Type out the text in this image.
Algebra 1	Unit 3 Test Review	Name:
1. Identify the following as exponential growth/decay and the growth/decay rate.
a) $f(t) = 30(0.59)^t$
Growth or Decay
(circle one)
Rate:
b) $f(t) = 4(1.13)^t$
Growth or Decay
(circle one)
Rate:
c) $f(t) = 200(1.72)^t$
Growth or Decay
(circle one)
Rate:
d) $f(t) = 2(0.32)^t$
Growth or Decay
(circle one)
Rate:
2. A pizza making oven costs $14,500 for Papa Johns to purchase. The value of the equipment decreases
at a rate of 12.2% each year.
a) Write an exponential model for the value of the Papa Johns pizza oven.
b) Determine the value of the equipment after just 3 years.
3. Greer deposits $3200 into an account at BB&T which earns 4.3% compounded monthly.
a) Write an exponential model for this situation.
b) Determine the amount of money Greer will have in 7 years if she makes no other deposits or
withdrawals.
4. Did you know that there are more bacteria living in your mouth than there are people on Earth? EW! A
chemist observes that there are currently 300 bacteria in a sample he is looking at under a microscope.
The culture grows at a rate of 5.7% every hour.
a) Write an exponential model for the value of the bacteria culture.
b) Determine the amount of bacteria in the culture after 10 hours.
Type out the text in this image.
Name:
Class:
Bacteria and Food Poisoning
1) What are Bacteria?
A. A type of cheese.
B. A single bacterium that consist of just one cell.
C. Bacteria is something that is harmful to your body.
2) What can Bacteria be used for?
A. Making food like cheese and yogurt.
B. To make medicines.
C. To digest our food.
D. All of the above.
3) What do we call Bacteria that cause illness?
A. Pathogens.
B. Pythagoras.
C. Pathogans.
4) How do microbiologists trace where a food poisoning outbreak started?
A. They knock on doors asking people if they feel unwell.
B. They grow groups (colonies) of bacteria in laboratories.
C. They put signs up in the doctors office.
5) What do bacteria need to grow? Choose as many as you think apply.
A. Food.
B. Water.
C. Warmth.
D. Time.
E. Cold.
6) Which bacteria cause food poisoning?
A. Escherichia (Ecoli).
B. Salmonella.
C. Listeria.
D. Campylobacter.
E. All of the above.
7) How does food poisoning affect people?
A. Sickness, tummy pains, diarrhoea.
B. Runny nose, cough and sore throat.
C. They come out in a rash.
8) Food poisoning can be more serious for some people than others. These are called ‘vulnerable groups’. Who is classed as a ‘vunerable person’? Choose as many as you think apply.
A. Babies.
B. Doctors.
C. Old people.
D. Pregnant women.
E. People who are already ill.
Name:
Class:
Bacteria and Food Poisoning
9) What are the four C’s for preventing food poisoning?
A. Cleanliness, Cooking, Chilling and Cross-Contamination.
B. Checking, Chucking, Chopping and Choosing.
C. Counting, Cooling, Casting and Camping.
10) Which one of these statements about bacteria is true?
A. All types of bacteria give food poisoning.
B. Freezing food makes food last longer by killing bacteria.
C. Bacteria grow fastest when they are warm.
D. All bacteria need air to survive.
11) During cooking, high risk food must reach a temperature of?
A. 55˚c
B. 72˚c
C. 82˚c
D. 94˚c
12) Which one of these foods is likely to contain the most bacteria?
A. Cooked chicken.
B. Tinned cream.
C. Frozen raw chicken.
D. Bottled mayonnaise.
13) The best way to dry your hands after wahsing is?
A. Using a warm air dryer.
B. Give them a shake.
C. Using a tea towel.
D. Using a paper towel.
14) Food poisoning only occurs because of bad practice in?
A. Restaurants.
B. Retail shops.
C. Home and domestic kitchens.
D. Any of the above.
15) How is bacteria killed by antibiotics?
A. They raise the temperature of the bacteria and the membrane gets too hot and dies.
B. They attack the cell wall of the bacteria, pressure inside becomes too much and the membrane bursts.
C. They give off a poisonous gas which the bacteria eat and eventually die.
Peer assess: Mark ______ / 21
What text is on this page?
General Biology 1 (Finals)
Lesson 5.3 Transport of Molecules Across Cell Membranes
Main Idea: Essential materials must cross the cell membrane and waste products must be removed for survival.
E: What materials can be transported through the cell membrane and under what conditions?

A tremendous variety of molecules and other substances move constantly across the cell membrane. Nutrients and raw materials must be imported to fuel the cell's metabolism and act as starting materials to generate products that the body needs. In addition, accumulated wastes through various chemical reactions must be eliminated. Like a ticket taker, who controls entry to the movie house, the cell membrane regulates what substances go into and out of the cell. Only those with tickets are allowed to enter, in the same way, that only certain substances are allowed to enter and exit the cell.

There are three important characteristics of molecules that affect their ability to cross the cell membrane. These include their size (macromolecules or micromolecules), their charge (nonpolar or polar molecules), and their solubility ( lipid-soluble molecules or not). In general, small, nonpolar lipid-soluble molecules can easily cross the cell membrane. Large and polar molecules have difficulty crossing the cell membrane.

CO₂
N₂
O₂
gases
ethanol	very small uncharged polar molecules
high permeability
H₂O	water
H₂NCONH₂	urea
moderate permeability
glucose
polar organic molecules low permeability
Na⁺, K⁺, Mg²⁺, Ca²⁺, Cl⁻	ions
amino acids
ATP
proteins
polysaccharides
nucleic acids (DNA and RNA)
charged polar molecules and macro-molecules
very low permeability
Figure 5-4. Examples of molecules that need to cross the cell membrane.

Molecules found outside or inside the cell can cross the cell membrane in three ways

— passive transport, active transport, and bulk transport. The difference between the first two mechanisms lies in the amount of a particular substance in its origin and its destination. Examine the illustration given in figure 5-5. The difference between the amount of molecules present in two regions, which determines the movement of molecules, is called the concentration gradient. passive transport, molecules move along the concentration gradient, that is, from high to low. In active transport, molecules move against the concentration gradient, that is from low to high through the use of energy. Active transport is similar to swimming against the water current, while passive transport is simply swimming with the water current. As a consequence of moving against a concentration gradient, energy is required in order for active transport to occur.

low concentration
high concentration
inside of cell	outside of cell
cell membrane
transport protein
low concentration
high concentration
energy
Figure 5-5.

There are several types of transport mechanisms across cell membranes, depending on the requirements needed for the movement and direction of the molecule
****************************************
▶ [Directions]:
Please print the data above exactly as it appears.

▶ [Response to this exercise]:
Type out the text in this image.
Algebra 1	Unit 3 Test Review	Name:
1. Identify the following as exponential growth/decay and the growth/decay rate.
a) $f(t) = 30(0.59)^t$
Growth or Decay
(circle one)
Rate:
b) $f(t) = 4(1.13)^t$
Growth or Decay
(circle one)
Rate:
c) $f(t) = 200(1.72)^t$
Growth or Decay
(circle one)
Rate:
d) $f(t) = 2(0.32)^t$
Growth or Decay
(circle one)
Rate:
2. A pizza making oven costs $14,500 for Papa Johns to purchase. The value of the equipment decreases
at a rate of 12.2% each year.
a) Write an exponential model for the value of the Papa Johns pizza oven.
b) Determine the value of the equipment after just 3 years.
3. Greer deposits $3200 into an account at BB&T which earns 4.3% compounded monthly.
a) Write an exponential model for this situation.
b) Determine the amount of money Greer will have in 7 years if she makes no other deposits or
withdrawals.
4. Did you know that there are more bacteria living in your mouth than there are people on Earth? EW! A
chemist observes that there are currently 300 bacteria in a sample he is looking at under a microscope.
The culture grows at a rate of 5.7% every hour.
a) Write an exponential model for the value of the bacteria culture.
b) Determine the amount of bacteria in the culture after 10 hours.
Type out the text in this image.
Name:
Class:
Bacteria and Food Poisoning
1) What are Bacteria?
A. A type of cheese.
B. A single bacterium that consist of just one cell.
C. Bacteria is something that is harmful to your body.
2) What can Bacteria be used for?
A. Making food like cheese and yogurt.
B. To make medicines.
C. To digest our food.
D. All of the above.
3) What do we call Bacteria that cause illness?
A. Pathogens.
B. Pythagoras.
C. Pathogans.
4) How do microbiologists trace where a food poisoning outbreak started?
A. They knock on doors asking people if they feel unwell.
B. They grow groups (colonies) of bacteria in laboratories.
C. They put signs up in the doctors office.
5) What do bacteria need to grow? Choose as many as you think apply.
A. Food.
B. Water.
C. Warmth.
D. Time.
E. Cold.
6) Which bacteria cause food poisoning?
A. Escherichia (Ecoli).
B. Salmonella.
C. Listeria.
D. Campylobacter.
E. All of the above.
7) How does food poisoning affect people?
A. Sickness, tummy pains, diarrhoea.
B. Runny nose, cough and sore throat.
C. They come out in a rash.
8) Food poisoning can be more serious for some people than others. These are called ‘vulnerable groups’. Who is classed as a ‘vunerable person’? Choose as many as you think apply.
A. Babies.
B. Doctors.
C. Old people.
D. Pregnant women.
E. People who are already ill.
Name:
Class:
Bacteria and Food Poisoning
9) What are the four C’s for preventing food poisoning?
A. Cleanliness, Cooking, Chilling and Cross-Contamination.
B. Checking, Chucking, Chopping and Choosing.
C. Counting, Cooling, Casting and Camping.
10) Which one of these statements about bacteria is true?
A. All types of bacteria give food poisoning.
B. Freezing food makes food last longer by killing bacteria.
C. Bacteria grow fastest when they are warm.
D. All bacteria need air to survive.
11) During cooking, high risk food must reach a temperature of?
A. 55˚c
B. 72˚c
C. 82˚c
D. 94˚c
12) Which one of these foods is likely to contain the most bacteria?
A. Cooked chicken.
B. Tinned cream.
C. Frozen raw chicken.
D. Bottled mayonnaise.
13) The best way to dry your hands after wahsing is?
A. Using a warm air dryer.
B. Give them a shake.
C. Using a tea towel.
D. Using a paper towel.
14) Food poisoning only occurs because of bad practice in?
A. Restaurants.
B. Retail shops.
C. Home and domestic kitchens.
D. Any of the above.
15) How is bacteria killed by antibiotics?
A. They raise the temperature of the bacteria and the membrane gets too hot and dies.
B. They attack the cell wall of the bacteria, pressure inside becomes too much and the membrane bursts.
C. They give off a poisonous gas which the bacteria eat and eventually die.
Peer assess: Mark ______ / 21
What text is on this page?
General Biology 1 (Finals)
Lesson 5.3 Transport of Molecules Across Cell Membranes
Main Idea: Essential materials must cross the cell membrane and waste products must be removed for survival.
E: What materials can be transported through the cell membrane and under what conditions?

A tremendous variety of molecules and other substances move constantly across the cell membrane. Nutrients and raw materials must be imported to fuel the cell's metabolism and act as starting materials to generate products that the body needs. In addition, accumulated wastes through various chemical reactions must be eliminated. Like a ticket taker, who controls entry to the movie house, the cell membrane regulates what substances go into and out of the cell. Only those with tickets are allowed to enter, in the same way, that only certain substances are allowed to enter and exit the cell.

There are three important characteristics of molecules that affect their ability to cross the cell membrane. These include their size (macromolecules or micromolecules), their charge (nonpolar or polar molecules), and their solubility ( lipid-soluble molecules or not). In general, small, nonpolar lipid-soluble molecules can easily cross the cell membrane. Large and polar molecules have difficulty crossing the cell membrane.

CO₂
N₂
O₂
gases
ethanol	very small uncharged polar molecules
high permeability
H₂O	water
H₂NCONH₂	urea
moderate permeability
glucose
polar organic molecules low permeability
Na⁺, K⁺, Mg²⁺, Ca²⁺, Cl⁻	ions
amino acids
ATP
proteins
polysaccharides
nucleic acids (DNA and RNA)
charged polar molecules and macro-molecules
very low permeability
Figure 5-4. Examples of molecules that need to cross the cell membrane.

Molecules found outside or inside the cell can cross the cell membrane in three ways

— passive transport, active transport, and bulk transport. The difference between the first two mechanisms lies in the amount of a particular substance in its origin and its destination. Examine the illustration given in figure 5-5. The difference between the amount of molecules present in two regions, which determines the movement of molecules, is called the concentration gradient. passive transport, molecules move along the concentration gradient, that is, from high to low. In active transport, molecules move against the concentration gradient, that is from low to high through the use of energy. Active transport is similar to swimming against the water current, while passive transport is simply swimming with the water current. As a consequence of moving against a concentration gradient, energy is required in order for active transport to occur.

low concentration
high concentration
inside of cell	outside of cell
cell membrane
transport protein
low concentration
high concentration
energy
Figure 5-5.

There are several types of transport mechanisms across cell membranes, depending on the requirements needed for the movement and direction of the molecule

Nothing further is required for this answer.